** start of TASK DATA **
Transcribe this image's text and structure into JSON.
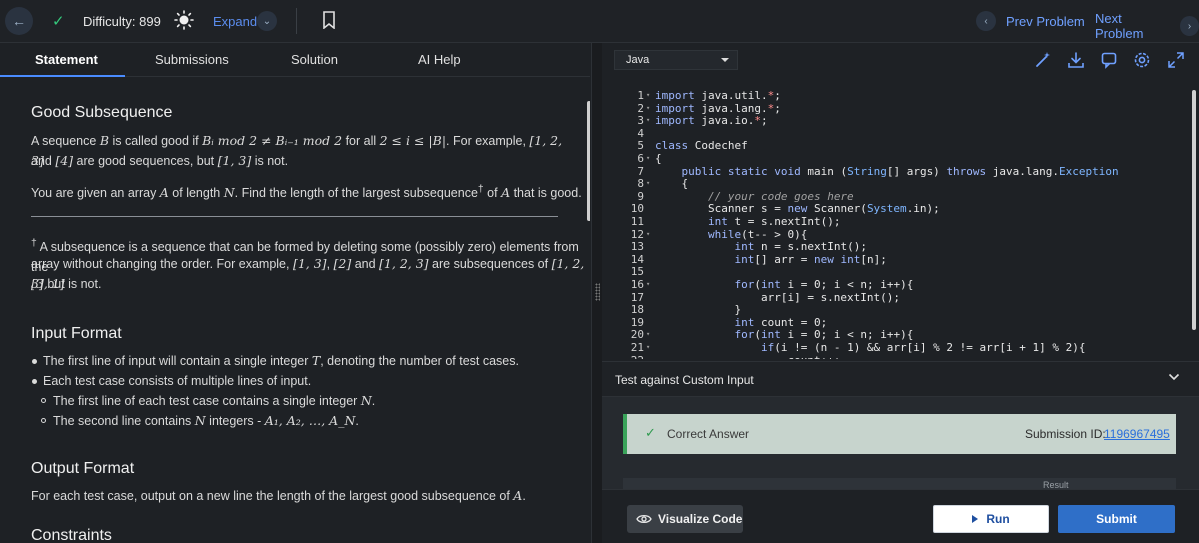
{
  "header": {
    "difficulty": "Difficulty: 899",
    "expand_label": "Expand",
    "prev_label": "Prev Problem",
    "next_label": "Next Problem",
    "accent": "#5b8def",
    "check_color": "#34c77b"
  },
  "tabs": [
    {
      "label": "Statement",
      "active": true
    },
    {
      "label": "Submissions",
      "active": false
    },
    {
      "label": "Solution",
      "active": false
    },
    {
      "label": "AI Help",
      "active": false
    }
  ],
  "problem": {
    "title": "Good Subsequence",
    "def_a": "A sequence ",
    "def_b": "B",
    "def_c": " is called good if ",
    "def_formula": "Bᵢ mod 2 ≠ Bᵢ₋₁ mod 2",
    "def_d": " for all ",
    "def_range": "2 ≤ i ≤ |B|",
    "def_e": ". For example, ",
    "def_ex1": "[1, 2, 3]",
    "def_line2_a": "and ",
    "def_ex2": "[4]",
    "def_line2_b": " are good sequences, but ",
    "def_ex3": "[1, 3]",
    "def_line2_c": " is not.",
    "task_a": "You are given an array ",
    "task_A": "A",
    "task_b": " of length ",
    "task_N": "N",
    "task_c": ". Find the length of the largest subsequence",
    "task_dagger": "†",
    "task_d": " of ",
    "task_A2": "A",
    "task_e": " that is good.",
    "note_dagger": "†",
    "note_line1": " A subsequence is a sequence that can be formed by deleting some (possibly zero) elements from the",
    "note_line2_a": "array without changing the order. For example, ",
    "note_ex1": "[1, 3]",
    "note_sep1": ", ",
    "note_ex2": "[2]",
    "note_sep2": " and ",
    "note_ex3": "[1, 2, 3]",
    "note_line2_b": " are subsequences of ",
    "note_ex4": "[1, 2, 3]",
    "note_line2_c": " but",
    "note_ex5": "[3, 1]",
    "note_line3": " is not.",
    "input_title": "Input Format",
    "input_1a": "The first line of input will contain a single integer ",
    "input_1T": "T",
    "input_1b": ", denoting the number of test cases.",
    "input_2": "Each test case consists of multiple lines of input.",
    "input_3a": "The first line of each test case contains a single integer ",
    "input_3N": "N",
    "input_3b": ".",
    "input_4a": "The second line contains ",
    "input_4N": "N",
    "input_4b": " integers - ",
    "input_4seq": "A₁, A₂, …, A_N",
    "input_4c": ".",
    "output_title": "Output Format",
    "output_a": "For each test case, output on a new line the length of the largest good subsequence of ",
    "output_A": "A",
    "output_b": ".",
    "constraints_title": "Constraints"
  },
  "editor": {
    "language": "Java",
    "lines": [
      {
        "n": "1",
        "fold": true,
        "html": "<span class='kw'>import</span> java.util.<span class='str'>*</span>;"
      },
      {
        "n": "2",
        "fold": true,
        "html": "<span class='kw'>import</span> java.lang.<span class='str'>*</span>;"
      },
      {
        "n": "3",
        "fold": true,
        "html": "<span class='kw'>import</span> java.io.<span class='str'>*</span>;"
      },
      {
        "n": "4",
        "fold": false,
        "html": ""
      },
      {
        "n": "5",
        "fold": false,
        "html": "<span class='kw'>class</span> Codechef"
      },
      {
        "n": "6",
        "fold": true,
        "html": "{"
      },
      {
        "n": "7",
        "fold": false,
        "html": "    <span class='kw'>public static void</span> main (<span class='cls'>String</span>[] args) <span class='kw'>throws</span> java.lang.<span class='cls'>Exception</span>"
      },
      {
        "n": "8",
        "fold": true,
        "html": "    {"
      },
      {
        "n": "9",
        "fold": false,
        "html": "        <span class='cm'>// your code goes here</span>"
      },
      {
        "n": "10",
        "fold": false,
        "html": "        Scanner s = <span class='kw'>new</span> Scanner(<span class='cls'>System</span>.in);"
      },
      {
        "n": "11",
        "fold": false,
        "html": "        <span class='kw'>int</span> t = s.nextInt();"
      },
      {
        "n": "12",
        "fold": true,
        "html": "        <span class='kw'>while</span>(t-- > 0){"
      },
      {
        "n": "13",
        "fold": false,
        "html": "            <span class='kw'>int</span> n = s.nextInt();"
      },
      {
        "n": "14",
        "fold": false,
        "html": "            <span class='kw'>int</span>[] arr = <span class='kw'>new int</span>[n];"
      },
      {
        "n": "15",
        "fold": false,
        "html": ""
      },
      {
        "n": "16",
        "fold": true,
        "html": "            <span class='kw'>for</span>(<span class='kw'>int</span> i = 0; i < n; i++){"
      },
      {
        "n": "17",
        "fold": false,
        "html": "                arr[i] = s.nextInt();"
      },
      {
        "n": "18",
        "fold": false,
        "html": "            }"
      },
      {
        "n": "19",
        "fold": false,
        "html": "            <span class='kw'>int</span> count = 0;"
      },
      {
        "n": "20",
        "fold": true,
        "html": "            <span class='kw'>for</span>(<span class='kw'>int</span> i = 0; i < n; i++){"
      },
      {
        "n": "21",
        "fold": true,
        "html": "                <span class='kw'>if</span>(i != (n - 1) && arr[i] % 2 != arr[i + 1] % 2){"
      },
      {
        "n": "22",
        "fold": false,
        "html": "                    count++;"
      }
    ]
  },
  "custom_input": {
    "label": "Test against Custom Input"
  },
  "result": {
    "status": "Correct Answer",
    "submission_label": "Submission ID:",
    "submission_id": "1196967495",
    "result_label": "Result",
    "success_color": "#3aa35a"
  },
  "actions": {
    "visualize_label": "Visualize Code",
    "run_label": "Run",
    "submit_label": "Submit"
  }
}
** end of TASK DATA **
WHAT THE TASK ASKS: Which lines of the data above contain "that"? Copy each one.

WRITTEN ANSWER:
    "task_e": " that is good.",
    "note_line1": " A subsequence is a sequence that can be formed by deleting some (possibly zero) elements from the",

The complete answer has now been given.